Rows ▸
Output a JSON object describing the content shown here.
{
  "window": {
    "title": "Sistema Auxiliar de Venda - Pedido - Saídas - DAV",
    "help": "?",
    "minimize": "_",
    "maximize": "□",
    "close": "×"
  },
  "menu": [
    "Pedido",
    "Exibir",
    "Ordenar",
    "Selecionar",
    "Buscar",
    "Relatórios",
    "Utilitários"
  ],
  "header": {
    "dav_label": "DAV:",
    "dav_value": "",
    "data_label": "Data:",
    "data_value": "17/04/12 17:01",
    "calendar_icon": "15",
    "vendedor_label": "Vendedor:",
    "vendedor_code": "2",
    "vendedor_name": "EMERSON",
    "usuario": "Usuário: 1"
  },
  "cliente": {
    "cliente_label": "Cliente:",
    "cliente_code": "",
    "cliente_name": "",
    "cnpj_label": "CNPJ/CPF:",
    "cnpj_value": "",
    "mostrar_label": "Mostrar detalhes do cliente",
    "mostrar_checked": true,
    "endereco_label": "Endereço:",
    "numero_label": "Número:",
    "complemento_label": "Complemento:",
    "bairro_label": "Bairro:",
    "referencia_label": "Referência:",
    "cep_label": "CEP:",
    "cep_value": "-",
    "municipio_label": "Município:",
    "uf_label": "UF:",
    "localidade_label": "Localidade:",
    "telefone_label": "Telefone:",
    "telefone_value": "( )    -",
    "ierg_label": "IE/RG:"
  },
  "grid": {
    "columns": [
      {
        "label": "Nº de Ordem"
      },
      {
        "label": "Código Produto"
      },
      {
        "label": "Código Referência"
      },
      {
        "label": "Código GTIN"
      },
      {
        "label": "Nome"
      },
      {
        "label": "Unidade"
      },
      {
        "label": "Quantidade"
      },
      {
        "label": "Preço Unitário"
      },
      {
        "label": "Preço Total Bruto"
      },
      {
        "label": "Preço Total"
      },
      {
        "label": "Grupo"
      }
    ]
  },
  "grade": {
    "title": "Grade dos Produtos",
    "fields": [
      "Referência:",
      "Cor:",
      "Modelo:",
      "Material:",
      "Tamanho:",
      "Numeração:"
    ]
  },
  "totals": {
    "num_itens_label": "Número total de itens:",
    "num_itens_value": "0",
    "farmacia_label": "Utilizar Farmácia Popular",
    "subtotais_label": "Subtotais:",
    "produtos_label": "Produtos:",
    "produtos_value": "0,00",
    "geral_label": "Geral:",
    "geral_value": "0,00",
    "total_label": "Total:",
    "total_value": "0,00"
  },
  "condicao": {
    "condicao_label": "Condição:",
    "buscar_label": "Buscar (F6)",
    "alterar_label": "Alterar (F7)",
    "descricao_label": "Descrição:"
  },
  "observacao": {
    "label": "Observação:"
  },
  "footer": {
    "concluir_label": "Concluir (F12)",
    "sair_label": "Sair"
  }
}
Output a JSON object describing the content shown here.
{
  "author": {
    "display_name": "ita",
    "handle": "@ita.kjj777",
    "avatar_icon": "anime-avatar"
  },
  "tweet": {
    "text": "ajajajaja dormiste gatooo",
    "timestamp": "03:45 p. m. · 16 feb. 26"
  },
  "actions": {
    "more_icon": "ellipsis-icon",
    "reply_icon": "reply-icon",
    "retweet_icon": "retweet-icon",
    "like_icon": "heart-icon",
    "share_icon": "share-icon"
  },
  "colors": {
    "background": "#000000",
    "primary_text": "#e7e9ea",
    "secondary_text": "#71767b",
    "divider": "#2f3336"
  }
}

Exercise aim ▸ Can you reproduce all the material exactly?

Final result ▸
Output a JSON object describing the content shown here.
{
  "window": {
    "title": "Sistema Auxiliar de Venda - Pedido - Saídas - DAV",
    "help": "?",
    "minimize": "_",
    "maximize": "□",
    "close": "×"
  },
  "menu": [
    "Pedido",
    "Exibir",
    "Ordenar",
    "Selecionar",
    "Buscar",
    "Relatórios",
    "Utilitários"
  ],
  "header": {
    "dav_label": "DAV:",
    "dav_value": "",
    "data_label": "Data:",
    "data_value": "17/04/12 17:01",
    "calendar_icon": "15",
    "vendedor_label": "Vendedor:",
    "vendedor_code": "2",
    "vendedor_name": "EMERSON",
    "usuario": "Usuário: 1"
  },
  "cliente": {
    "cliente_label": "Cliente:",
    "cliente_code": "",
    "cliente_name": "",
    "cnpj_label": "CNPJ/CPF:",
    "cnpj_value": "",
    "mostrar_label": "Mostrar detalhes do cliente",
    "mostrar_checked": true,
    "endereco_label": "Endereço:",
    "numero_label": "Número:",
    "complemento_label": "Complemento:",
    "bairro_label": "Bairro:",
    "referencia_label": "Referência:",
    "cep_label": "CEP:",
    "cep_value": "-",
    "municipio_label": "Município:",
    "uf_label": "UF:",
    "localidade_label": "Localidade:",
    "telefone_label": "Telefone:",
    "telefone_value": "( )    -",
    "ierg_label": "IE/RG:"
  },
  "grid": {
    "columns": [
      {
        "label": "Nº de Ordem"
      },
      {
        "label": "Código Produto"
      },
      {
        "label": "Código Referência"
      },
      {
        "label": "Código GTIN"
      },
      {
        "label": "Nome"
      },
      {
        "label": "Unidade"
      },
      {
        "label": "Quantidade"
      },
      {
        "label": "Preço Unitário"
      },
      {
        "label": "Preço Total Bruto"
      },
      {
        "label": "Preço Total"
      },
      {
        "label": "Grupo"
      }
    ]
  },
  "grade": {
    "title": "Grade dos Produtos",
    "fields": [
      "Referência:",
      "Cor:",
      "Modelo:",
      "Material:",
      "Tamanho:",
      "Numeração:"
    ]
  },
  "totals": {
    "num_itens_label": "Número total de itens:",
    "num_itens_value": "0",
    "farmacia_label": "Utilizar Farmácia Popular",
    "subtotais_label": "Subtotais:",
    "produtos_label": "Produtos:",
    "produtos_value": "0,00",
    "geral_label": "Geral:",
    "geral_value": "0,00",
    "total_label": "Total:",
    "total_value": "0,00"
  },
  "condicao": {
    "condicao_label": "Condição:",
    "buscar_label": "Buscar (F6)",
    "alterar_label": "Alterar (F7)",
    "descricao_label": "Descrição:"
  },
  "observacao": {
    "label": "Observação:"
  },
  "footer": {
    "concluir_label": "Concluir (F12)",
    "sair_label": "Sair"
  }
}
Output a JSON object describing the content shown here.
{
  "author": {
    "display_name": "ita",
    "handle": "@ita.kjj777",
    "avatar_icon": "anime-avatar"
  },
  "tweet": {
    "text": "ajajajaja dormiste gatooo",
    "timestamp": "03:45 p. m. · 16 feb. 26"
  },
  "actions": {
    "more_icon": "ellipsis-icon",
    "reply_icon": "reply-icon",
    "retweet_icon": "retweet-icon",
    "like_icon": "heart-icon",
    "share_icon": "share-icon"
  },
  "colors": {
    "background": "#000000",
    "primary_text": "#e7e9ea",
    "secondary_text": "#71767b",
    "divider": "#2f3336"
  }
}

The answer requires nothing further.